___ EXTRAIT
Développant dans ses écrits un véritable parcours mystique, Ibn Arabî est influencé par Al Hallaj [2] : il s’agit rien de moins que de se fondre en Dieu (c’est la fanâ’, la disparition de l’âme en Dieu). Le mystique doit accomplir un parcours spirituel qui passe par plusieurs étapes (maqâm), pour atteindre le Vrai et découvrir le sens caché (bâtin) des textes religieux. Pour cela, Ibn Arabî propose notamment une lecture mystique du Coran : son vrai sens résiderait dans les premières lettres qui ouvrent chaque sourate, et non dans le message en lui-même.

Il aura une grande influence : non seulement il fonde une école de spiritualité propre, qu’on appelle akbarienne, mais ses écrits sont repris par diverses autres confréries soufies. Il s’attache dans ses écrits à proposer une voie médiane apte à réconcilier les différentes confréries soufies, mais les forces centrifuges seront les plus fortes, et le soufisme ne se conjuguera qu’au pluriel.

Une pensée métaphysique

L’œuvre d’Ibn Arabî ne se laisse pas facilement appréhender. D’abord par son ampleur : c’est près de 850 ouvrages que le mystique andalou aura rédigés au cours de sa vie. Ensuite par sa difficulté : brassant philosophes grecs (notamment Platon, ce qui lui vaut le surnom de Ibn Aflatûn, le fils de Platon) et lectures contemporaines de ceux-ci, poèmes mystiques et ouvrages théologiques, il livre des textes pétris de référence et souvent délibérément écrits comme des énigmes que le lecteur devra percer. Les titres mêmes de ces œuvres tiennent davantage de la poésie que de la philosophie : citons Mawâqi al-Nujûm, Le couchant des étoiles, ou encore le Kitâb inshâ’ ad-dawâ’ir al-ihâtiyya, La production des cercles. On peut tout de même dégager quelques grandes lignes de force.
______
___ LISTE
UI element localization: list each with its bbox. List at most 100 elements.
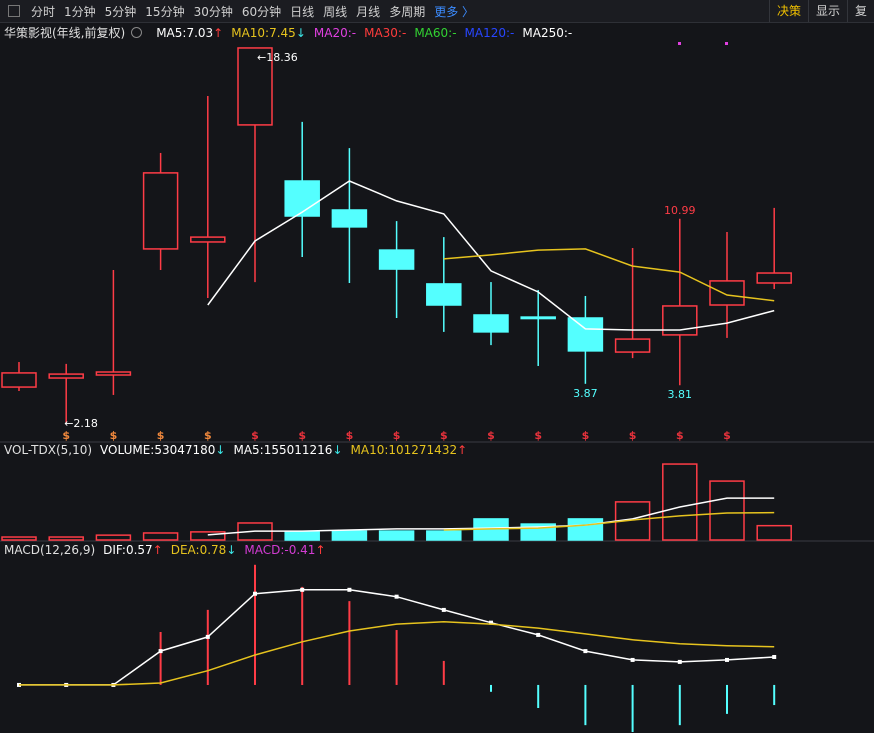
candle-body [331,209,368,228]
indicator-dot [678,42,681,45]
legend-arrow: ↑ [457,443,468,457]
line-point [630,657,635,662]
signal-marker: $ [440,429,448,442]
candle-body [756,272,792,284]
candle-body [142,172,179,250]
toolbar: 分时 1分钟 5分钟 15分钟 30分钟 60分钟 日线 周线 月线 多周期 更多 〉 决策 显示复 [0,0,874,23]
signal-marker: $ [204,429,212,442]
period-tab[interactable]: 多周期 [389,4,426,19]
legend-arrow: ↑ [152,543,163,557]
period-tab[interactable]: 5分钟 [104,4,137,19]
signal-marker: $ [723,429,731,442]
action-button[interactable]: 显示 [807,0,847,22]
legend-arrow: ↓ [226,543,237,557]
volume-bar [48,536,84,541]
legend-value: - [452,25,457,40]
candle-body [284,180,320,217]
legend-value: 0.78 [199,543,227,557]
candle-body [48,373,84,379]
legend-value: - [351,25,357,40]
menu-icon[interactable] [8,5,20,17]
period-tab[interactable]: 30分钟 [193,4,233,19]
legend-label: MA60: [414,25,453,40]
signal-marker: $ [110,429,118,442]
volume-bar [95,534,132,541]
legend-value: 101271432 [388,443,458,457]
signal-marker: $ [676,429,684,442]
legend-arrow: ↓ [215,443,226,457]
legend-value: 7.03 [186,25,214,40]
legend-label: MA10: [231,25,270,40]
action-button[interactable]: 决策 [768,0,808,22]
indicator-line [207,180,775,331]
more-button[interactable]: 更多 〉 [434,4,475,19]
volume-bar [378,530,415,541]
legend-label: MA5: [233,443,264,457]
legend-label: MA30: [364,25,402,40]
indicator-line [443,511,775,531]
settings-icon[interactable] [131,27,143,38]
line-point [441,607,446,612]
period-tab[interactable]: 15分钟 [145,4,185,19]
volume-bar [567,518,604,541]
signal-marker: $ [629,429,637,442]
low-label: 3.81 [668,388,693,401]
legend-label: DIF: [103,543,126,557]
legend-label: DEA: [170,543,200,557]
legend-value: - [401,25,407,40]
legend-value: 0.57 [125,543,153,557]
legend-value: 155011216 [263,443,333,457]
signal-marker: $ [582,429,590,442]
line-point [300,587,305,592]
volume-bar [756,524,792,541]
volume-legend: VOL-TDX(5,10) VOLUME: 53047180 ↓ MA5: 1550112… [4,443,467,457]
line-point [536,632,541,637]
candle-body [567,317,604,352]
legend-label: MA5: [156,25,187,40]
line-point [394,594,399,599]
period-tab[interactable]: 分时 [31,4,56,19]
indicator-dot [725,42,728,45]
candle-body [237,47,273,126]
signal-marker: $ [534,429,542,442]
legend-label: MA10: [350,443,389,457]
candle-body [520,316,556,320]
period-tab[interactable]: 月线 [356,4,381,19]
period-tab[interactable]: 1分钟 [64,4,96,19]
volume-bar [662,463,698,541]
macd-legend: MACD(12,26,9) DIF: 0.57 ↑ DEA: 0.78 ↓ MACD: -0.4… [4,543,326,557]
legend-value: 53047180 [154,443,216,457]
legend-arrow: ↓ [332,443,343,457]
legend-value: - [567,25,573,40]
volume-bar [1,536,37,541]
period-tabs: 分时 1分钟 5分钟 15分钟 30分钟 60分钟 日线 周线 月线 多周期 更多 〉 [0,3,474,20]
legend-label: MA120: [464,25,511,40]
volume-bar [426,530,462,541]
period-tab[interactable]: 60分钟 [241,4,282,19]
legend-arrow: ↑ [315,543,326,557]
high-label: 10.99 [664,204,696,217]
low-label: 3.87 [573,387,598,400]
action-button[interactable]: 复 [846,0,874,22]
candle-body [190,236,226,243]
legend-label: MA20: [313,25,352,40]
candle-body [378,249,415,270]
line-point [205,634,210,639]
signal-marker: $ [346,429,354,442]
line-point [725,657,729,662]
legend-arrow: ↑ [213,25,224,40]
high-label: ←18.36 [257,51,298,64]
volume-bar [190,531,226,541]
candle-body [473,314,509,333]
legend-title: VOL-TDX(5,10) [4,443,93,457]
period-tab[interactable]: 日线 [290,4,315,19]
legend-label: MA250: [522,25,568,40]
signal-marker: $ [62,429,70,442]
legend-value: -0.41 [284,543,316,557]
low-label: ←2.18 [64,417,98,430]
toolbar-actions: 决策 显示复 [768,0,874,22]
legend-title: 华策影视(年线,前复权) [4,26,126,40]
period-tab[interactable]: 周线 [323,4,348,19]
______
• _QUESTION POSÉE 1_:
D'après l'extrait sur Ibn Arabî, quel surnom lui vaut sa lecture de Platon ?
• _QUESTION POSÉE 2_:
Poursuivez l'extrait sur Ibn Arabî à la suite de sa dernière phrase.
Les lignes n'ont aucun rapport avec l'extrait.

• _BONNE RÉPONSE 1_:
Ibn Aflatûn, le fils de Platon.

• _BONNE RÉPONSE 2_:
Ibn Arabî dégage trois modes d’accès à Dieu. Celle de la Sharîa, de la Loi, consiste à appliquer à la lettre les préceptes rapportés par le Coran, la Sunna et les hadîth : c’est la voie la plus répandue, la moins difficile, mais aussi la moins satisfaisante car l’on n’arrive qu’à une connaissance indirecte de Dieu, la connaissance directe devant attendre la mort. La voie de la Haqîqa, vérité métaphysique, est celle des philosophes qui tentent de comprendre les causes et les effets. Enfin, la voie de la Tarîqa (le chemin) est la voie spirituelle et exotérique qui seule peut mener à la « réalisation de la Vérité dans le cœur du croyant ». Cette voie mystique n’est pas à proprement parler irrationnelle pour Ibn Arabî, car précisément elle permet à l’esprit d’échapper à lui-même, d’aller au-delà de la raison charnelle (le nafs) et de ses limites, pour atteindre Dieu.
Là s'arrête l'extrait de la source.